> _Data items_
++++++++

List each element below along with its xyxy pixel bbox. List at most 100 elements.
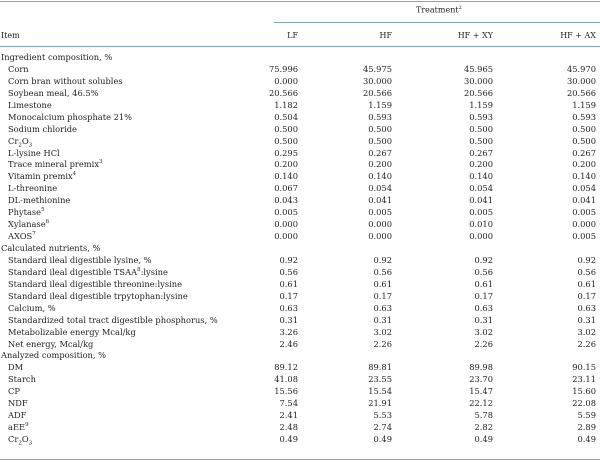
label-subscript: 3 bbox=[28, 440, 33, 447]
section-header-row: Calculated nutrients, % bbox=[0, 243, 600, 255]
cell-lf: 3.26 bbox=[279, 326, 298, 337]
cell-hf: 0.041 bbox=[368, 195, 392, 206]
label-text: Vitamin premix bbox=[8, 171, 73, 182]
cell-lf: 0.000 bbox=[274, 231, 298, 242]
cell-hf: 0.140 bbox=[368, 171, 392, 182]
table-bottom-rule bbox=[0, 459, 600, 460]
cell-hf-ax: 22.08 bbox=[572, 398, 596, 409]
cell-hf: 0.17 bbox=[373, 290, 392, 301]
cell-hf-ax: 0.005 bbox=[572, 207, 596, 218]
cell-hf-xy: 0.000 bbox=[469, 231, 493, 242]
row-label: Standard ileal digestible lysine, % bbox=[8, 255, 152, 267]
cell-hf-xy: 0.49 bbox=[474, 434, 493, 444]
cell-hf-ax: 0.593 bbox=[572, 111, 596, 122]
cell-hf: 3.02 bbox=[373, 326, 392, 337]
section-header-row: Ingredient composition, % bbox=[0, 52, 600, 64]
label-text: Cr bbox=[8, 434, 19, 444]
label-text: Ingredient composition, % bbox=[1, 52, 113, 62]
cell-hf-ax: 0.000 bbox=[572, 219, 596, 230]
label-text: Calcium, % bbox=[8, 302, 56, 313]
cell-hf: 21.91 bbox=[368, 398, 392, 409]
cell-hf: 89.81 bbox=[368, 362, 392, 373]
table-row: DM 89.12 89.81 89.98 90.15 bbox=[0, 362, 600, 374]
treatment-spanner-rule bbox=[274, 22, 600, 23]
table-row: Corn bran without solubles 0.000 30.000 30.… bbox=[0, 76, 600, 88]
cell-hf: 1.159 bbox=[368, 99, 392, 110]
cell-hf-ax: 3.02 bbox=[577, 326, 596, 337]
table-row: Xylanase6 0.000 0.000 0.010 0.000 bbox=[0, 219, 600, 231]
cell-hf-ax: 0.200 bbox=[572, 159, 596, 170]
cell-hf-ax: 0.500 bbox=[572, 123, 596, 134]
cell-hf-ax: 0.56 bbox=[577, 266, 596, 277]
cell-hf: 0.63 bbox=[373, 302, 392, 313]
cell-hf-ax: 2.89 bbox=[577, 422, 596, 433]
cell-hf: 15.54 bbox=[368, 386, 392, 397]
table-row: Sodium chloride 0.500 0.500 0.500 0.500 bbox=[0, 124, 600, 136]
cell-hf-xy: 0.92 bbox=[474, 254, 493, 265]
cell-hf-xy: 0.500 bbox=[469, 123, 493, 134]
cell-hf-ax: 0.140 bbox=[572, 171, 596, 182]
cell-lf: 0.500 bbox=[274, 123, 298, 134]
cell-hf: 23.55 bbox=[368, 374, 392, 385]
table-row: ADF 2.41 5.53 5.78 5.59 bbox=[0, 410, 600, 422]
label-text: DM bbox=[8, 362, 24, 373]
column-header-hf: HF bbox=[379, 31, 392, 40]
cell-hf-ax: 0.31 bbox=[577, 314, 596, 325]
row-label: CP bbox=[8, 386, 20, 398]
cell-hf: 0.593 bbox=[368, 111, 392, 122]
label-supscript: 5 bbox=[41, 207, 45, 214]
row-label: Sodium chloride bbox=[8, 124, 77, 136]
cell-lf: 0.005 bbox=[274, 207, 298, 218]
table-row: Standard ileal digestible lysine, % 0.92 0… bbox=[0, 255, 600, 267]
label-text: Analyzed composition, % bbox=[1, 350, 107, 361]
cell-hf-ax: 23.11 bbox=[572, 374, 596, 385]
label-text: O bbox=[21, 434, 29, 444]
row-label: Calcium, % bbox=[8, 303, 56, 315]
cell-lf: 0.63 bbox=[279, 302, 298, 313]
cell-hf-ax: 0.92 bbox=[577, 254, 596, 265]
label-text: Standard ileal digestible lysine, % bbox=[8, 254, 152, 265]
label-supscript: 4 bbox=[72, 171, 77, 178]
cell-lf: 0.067 bbox=[274, 183, 298, 194]
row-label: Vitamin premix4 bbox=[8, 171, 76, 183]
cell-hf-ax: 2.26 bbox=[577, 338, 596, 349]
cell-lf: 0.295 bbox=[274, 147, 298, 158]
cell-lf: 15.56 bbox=[274, 386, 298, 397]
cell-hf-ax: 90.15 bbox=[572, 362, 596, 373]
header-bottom-rule bbox=[0, 46, 600, 47]
cell-hf-ax: 5.59 bbox=[577, 410, 596, 421]
cell-lf: 1.182 bbox=[274, 99, 298, 110]
label-text: :lysine bbox=[140, 266, 168, 277]
label-text: CP bbox=[8, 386, 20, 397]
row-label: Limestone bbox=[8, 100, 52, 112]
cell-hf-xy: 0.010 bbox=[469, 219, 493, 230]
label-subscript: 2 bbox=[18, 142, 22, 149]
cell-hf: 0.49 bbox=[373, 434, 392, 444]
table-row: AXOS7 0.000 0.000 0.000 0.005 bbox=[0, 231, 600, 243]
label-text: Standard ileal digestible TSAA bbox=[8, 266, 138, 277]
row-label: Corn bbox=[8, 64, 29, 76]
label-text: NDF bbox=[8, 398, 28, 409]
cell-lf: 89.12 bbox=[274, 362, 298, 373]
cell-lf: 2.46 bbox=[279, 338, 298, 349]
table-row: Limestone 1.182 1.159 1.159 1.159 bbox=[0, 100, 600, 112]
label-text: ADF bbox=[8, 410, 27, 421]
cell-hf-xy: 0.267 bbox=[469, 147, 493, 158]
label-supscript: 7 bbox=[32, 231, 36, 238]
row-label: L-threonine bbox=[8, 183, 57, 195]
row-label: aEE9 bbox=[8, 422, 29, 434]
column-header-hf-xy: HF + XY bbox=[457, 31, 493, 40]
cell-lf: 7.54 bbox=[279, 398, 298, 409]
cell-hf-xy: 2.82 bbox=[474, 422, 493, 433]
label-text: Limestone bbox=[8, 99, 52, 110]
cell-lf: 2.41 bbox=[279, 410, 298, 421]
cell-hf: 5.53 bbox=[373, 410, 392, 421]
row-label: Cr2O3 bbox=[8, 136, 32, 148]
cell-hf-ax: 0.054 bbox=[572, 183, 596, 194]
cell-hf: 0.31 bbox=[373, 314, 392, 325]
table-row: Monocalcium phosphate 21% 0.504 0.593 0.593… bbox=[0, 112, 600, 124]
treatment-footnote-marker: 2 bbox=[458, 5, 462, 11]
cell-hf-ax: 0.005 bbox=[572, 231, 596, 242]
treatment-label: Treatment bbox=[416, 5, 459, 15]
cell-hf: 30.000 bbox=[362, 75, 392, 86]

++++++++

Edit the data lines running from the one containing "label-subscript: 3 bbox=[28, 440, 33, 447]" through the one containing "label-text: Vitamin premix", both included, and return only those lines. Replace "Calculated nutrients" with "Estimated nutrients" and leave everything else as it is.

label-subscript: 3 bbox=[28, 440, 33, 447]
section-header-row: Estimated nutrients, % bbox=[0, 243, 600, 255]
cell-lf: 3.26 bbox=[279, 326, 298, 337]
cell-hf: 0.041 bbox=[368, 195, 392, 206]
label-text: Vitamin premix bbox=[8, 171, 73, 182]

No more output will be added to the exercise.